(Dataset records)
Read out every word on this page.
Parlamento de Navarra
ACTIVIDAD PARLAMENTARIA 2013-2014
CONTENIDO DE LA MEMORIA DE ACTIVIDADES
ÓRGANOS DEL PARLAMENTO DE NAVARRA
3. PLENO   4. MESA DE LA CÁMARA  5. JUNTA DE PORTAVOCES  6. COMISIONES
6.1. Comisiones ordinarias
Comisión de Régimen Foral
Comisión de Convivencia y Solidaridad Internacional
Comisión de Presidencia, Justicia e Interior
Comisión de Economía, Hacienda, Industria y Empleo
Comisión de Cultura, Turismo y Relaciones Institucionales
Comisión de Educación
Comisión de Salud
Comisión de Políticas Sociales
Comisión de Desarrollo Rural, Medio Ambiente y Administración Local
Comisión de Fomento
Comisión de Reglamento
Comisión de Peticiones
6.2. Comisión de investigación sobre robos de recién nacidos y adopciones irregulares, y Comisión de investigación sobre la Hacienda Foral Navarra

SET EXERCISE:
Faithfully transcribe the whole of the data.

FINAL RESULT:
Read out every word on this page.
Parlamento de Navarra
ACTIVIDAD PARLAMENTARIA 2013-2014
CONTENIDO DE LA MEMORIA DE ACTIVIDADES
ÓRGANOS DEL PARLAMENTO DE NAVARRA
3. PLENO   4. MESA DE LA CÁMARA  5. JUNTA DE PORTAVOCES  6. COMISIONES
6.1. Comisiones ordinarias
Comisión de Régimen Foral
Comisión de Convivencia y Solidaridad Internacional
Comisión de Presidencia, Justicia e Interior
Comisión de Economía, Hacienda, Industria y Empleo
Comisión de Cultura, Turismo y Relaciones Institucionales
Comisión de Educación
Comisión de Salud
Comisión de Políticas Sociales
Comisión de Desarrollo Rural, Medio Ambiente y Administración Local
Comisión de Fomento
Comisión de Reglamento
Comisión de Peticiones
6.2. Comisión de investigación sobre robos de recién nacidos y adopciones irregulares, y Comisión de investigación sobre la Hacienda Foral Navarra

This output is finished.